-- Start --

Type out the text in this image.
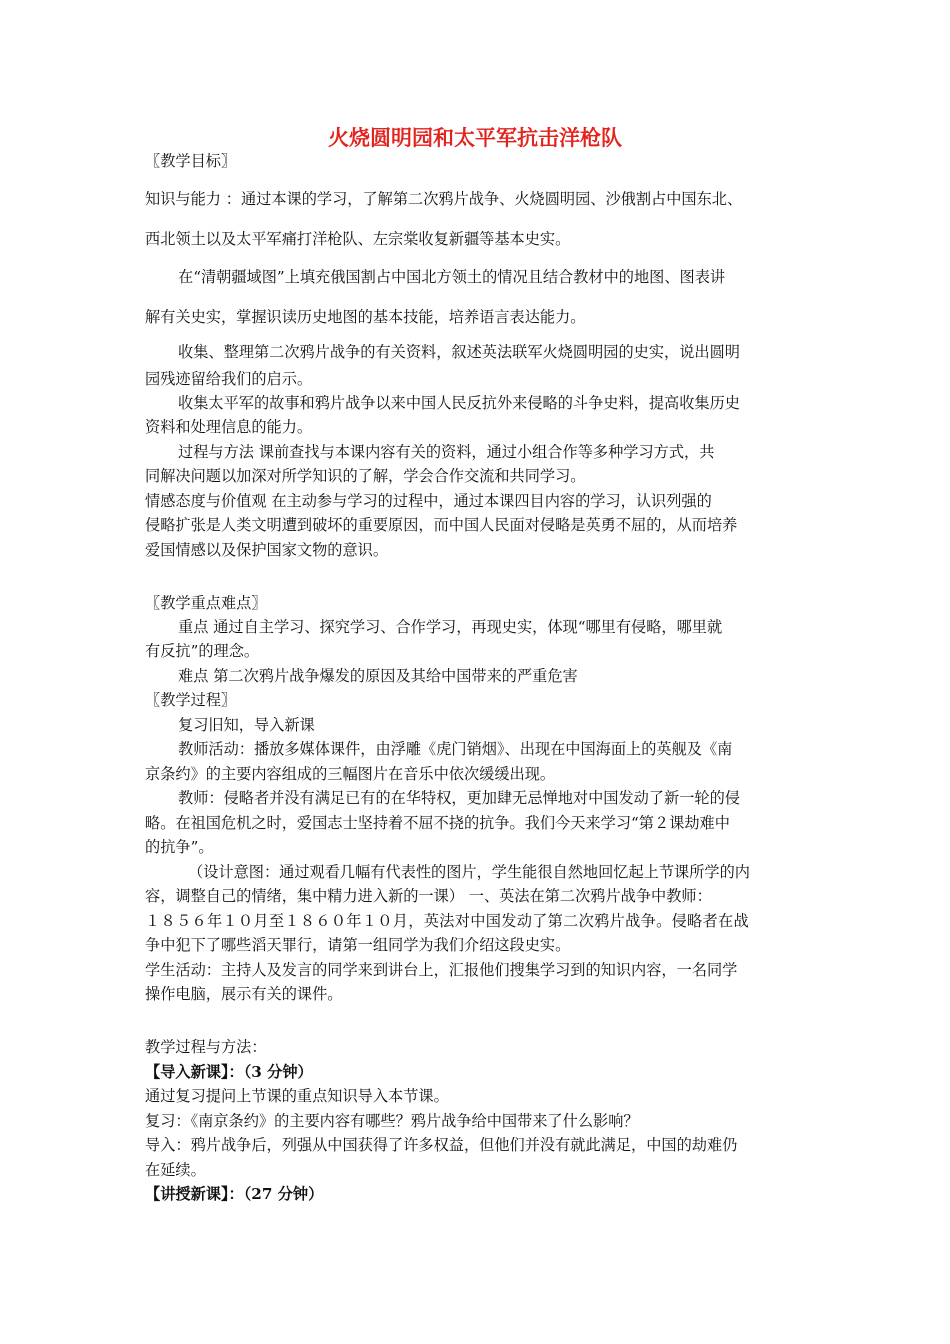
火烧圆明园和太平军抗击洋枪队
〖教学目标〗
知识与能力 ：通过本课的学习，了解第二次鸦片战争、火烧圆明园、沙俄割占中国东北、
西北领土以及太平军痛打洋枪队、左宗棠收复新疆等基本史实。
在“清朝疆域图”上填充俄国割占中国北方领土的情况且结合教材中的地图、图表讲
解有关史实，掌握识读历史地图的基本技能，培养语言表达能力。
收集、整理第二次鸦片战争的有关资料，叙述英法联军火烧圆明园的史实，说出圆明
园残迹留给我们的启示。
收集太平军的故事和鸦片战争以来中国人民反抗外来侵略的斗争史料，提高收集历史
资料和处理信息的能力。
过程与方法 课前查找与本课内容有关的资料，通过小组合作等多种学习方式，共
同解决问题以加深对所学知识的了解，学会合作交流和共同学习。
情感态度与价值观 在主动参与学习的过程中，通过本课四目内容的学习，认识列强的
侵略扩张是人类文明遭到破坏的重要原因，而中国人民面对侵略是英勇不屈的，从而培养
爱国情感以及保护国家文物的意识。
〖教学重点难点〗
重点 通过自主学习、探究学习、合作学习，再现史实，体现“哪里有侵略，哪里就
有反抗”的理念。
难点 第二次鸦片战争爆发的原因及其给中国带来的严重危害
〖教学过程〗
复习旧知，导入新课
教师活动：播放多媒体课件，由浮雕《虎门销烟》、出现在中国海面上的英舰及《南
京条约》的主要内容组成的三幅图片在音乐中依次缓缓出现。
教师：侵略者并没有满足已有的在华特权，更加肆无忌惮地对中国发动了新一轮的侵
略。在祖国危机之时，爱国志士坚持着不屈不挠的抗争。我们今天来学习“第２课劫难中
的抗争”。
（设计意图：通过观看几幅有代表性的图片，学生能很自然地回忆起上节课所学的内
容，调整自己的情绪，集中精力进入新的一课） 一、英法在第二次鸦片战争中教师：
１８５６年１０月至１８６０年１０月，英法对中国发动了第二次鸦片战争。侵略者在战
争中犯下了哪些滔天罪行，请第一组同学为我们介绍这段史实。
学生活动：主持人及发言的同学来到讲台上，汇报他们搜集学习到的知识内容，一名同学
操作电脑，展示有关的课件。
教学过程与方法：
【导入新课】：（3 分钟）
通过复习提问上节课的重点知识导入本节课。
复习：《南京条约》的主要内容有哪些？鸦片战争给中国带来了什么影响？
导入：鸦片战争后，列强从中国获得了许多权益，但他们并没有就此满足，中国的劫难仍
在延续。
【讲授新课】：（27 分钟）
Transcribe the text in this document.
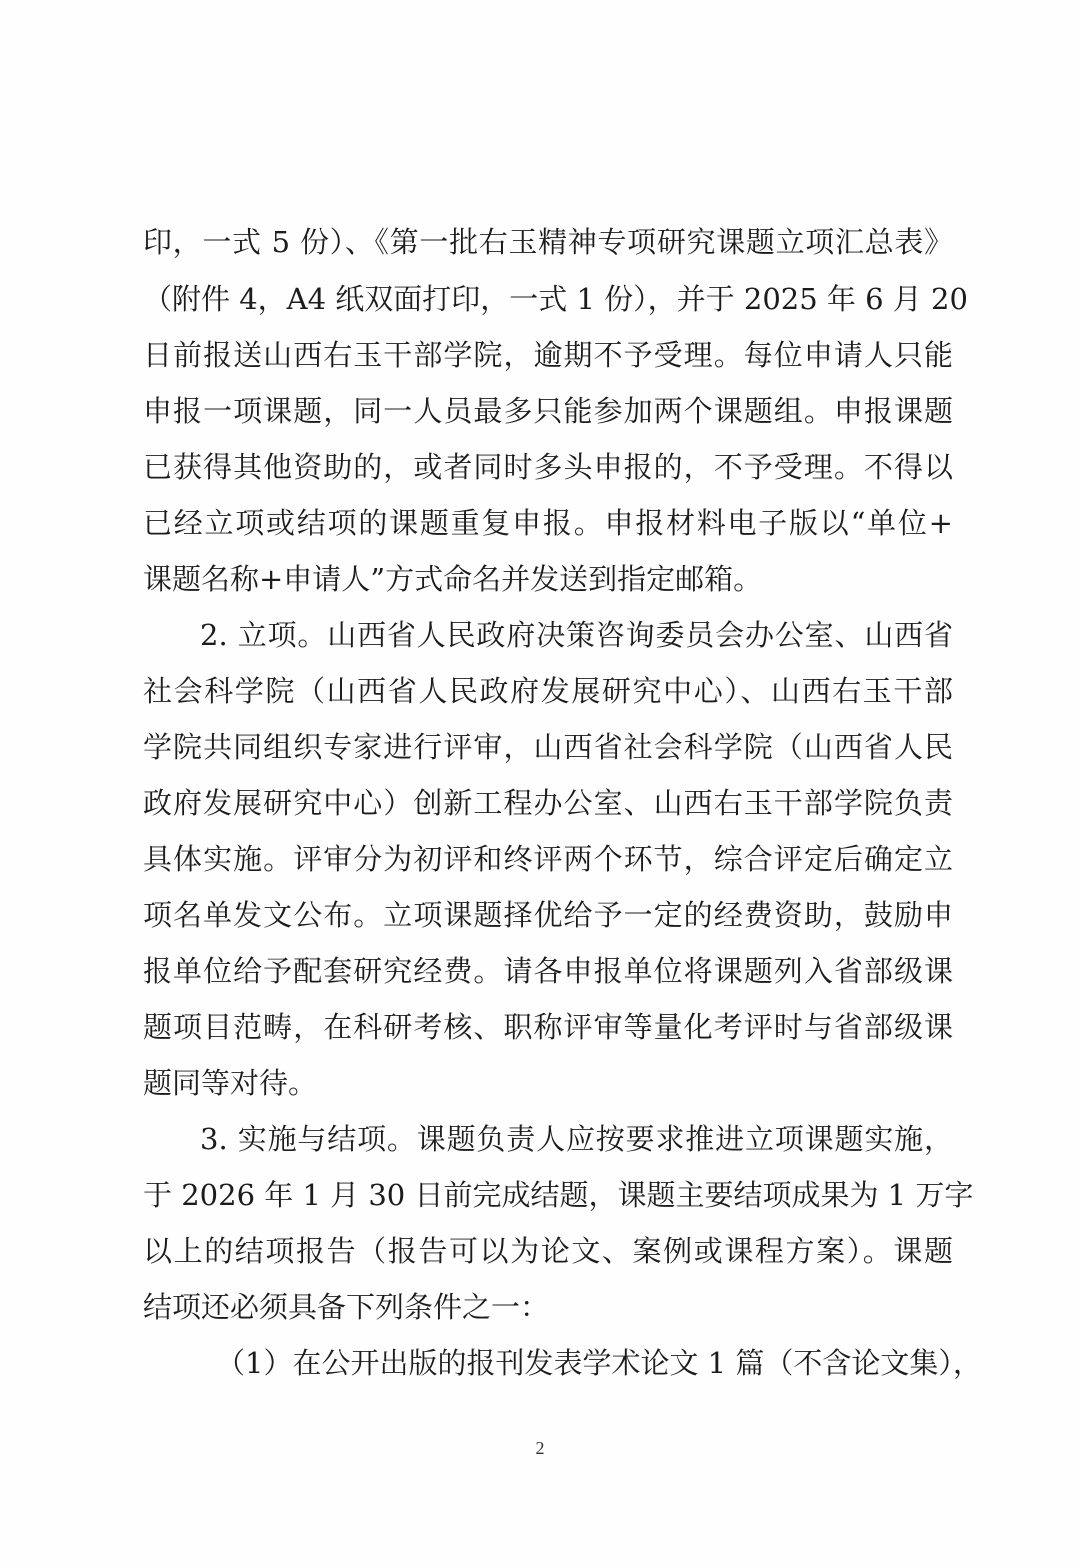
印，一式 5 份）、《第一批右玉精神专项研究课题立项汇总表》
（附件 4，A4 纸双面打印，一式 1 份），并于 2025 年 6 月 20
日前报送山西右玉干部学院，逾期不予受理。每位申请人只能
申报一项课题，同一人员最多只能参加两个课题组。申报课题
已获得其他资助的，或者同时多头申报的，不予受理。不得以
已经立项或结项的课题重复申报。申报材料电子版以“单位+
课题名称+申请人”方式命名并发送到指定邮箱。
2. 立项。山西省人民政府决策咨询委员会办公室、山西省
社会科学院（山西省人民政府发展研究中心）、山西右玉干部
学院共同组织专家进行评审，山西省社会科学院（山西省人民
政府发展研究中心）创新工程办公室、山西右玉干部学院负责
具体实施。评审分为初评和终评两个环节，综合评定后确定立
项名单发文公布。立项课题择优给予一定的经费资助，鼓励申
报单位给予配套研究经费。请各申报单位将课题列入省部级课
题项目范畴，在科研考核、职称评审等量化考评时与省部级课
题同等对待。
3. 实施与结项。课题负责人应按要求推进立项课题实施，
于 2026 年 1 月 30 日前完成结题，课题主要结项成果为 1 万字
以上的结项报告（报告可以为论文、案例或课程方案）。课题
结项还必须具备下列条件之一：
（1）在公开出版的报刊发表学术论文 1 篇（不含论文集），
2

-- End --

Exercise objective: Copy only the lines running from the one that holds "Transcribe the text in this document." through the last line of the data, and include both of those lines. Do not copy any pictures.

Expected output:
Transcribe the text in this document.
印，一式 5 份）、《第一批右玉精神专项研究课题立项汇总表》
（附件 4，A4 纸双面打印，一式 1 份），并于 2025 年 6 月 20
日前报送山西右玉干部学院，逾期不予受理。每位申请人只能
申报一项课题，同一人员最多只能参加两个课题组。申报课题
已获得其他资助的，或者同时多头申报的，不予受理。不得以
已经立项或结项的课题重复申报。申报材料电子版以“单位+
课题名称+申请人”方式命名并发送到指定邮箱。
2. 立项。山西省人民政府决策咨询委员会办公室、山西省
社会科学院（山西省人民政府发展研究中心）、山西右玉干部
学院共同组织专家进行评审，山西省社会科学院（山西省人民
政府发展研究中心）创新工程办公室、山西右玉干部学院负责
具体实施。评审分为初评和终评两个环节，综合评定后确定立
项名单发文公布。立项课题择优给予一定的经费资助，鼓励申
报单位给予配套研究经费。请各申报单位将课题列入省部级课
题项目范畴，在科研考核、职称评审等量化考评时与省部级课
题同等对待。
3. 实施与结项。课题负责人应按要求推进立项课题实施，
于 2026 年 1 月 30 日前完成结题，课题主要结项成果为 1 万字
以上的结项报告（报告可以为论文、案例或课程方案）。课题
结项还必须具备下列条件之一：
（1）在公开出版的报刊发表学术论文 1 篇（不含论文集），
2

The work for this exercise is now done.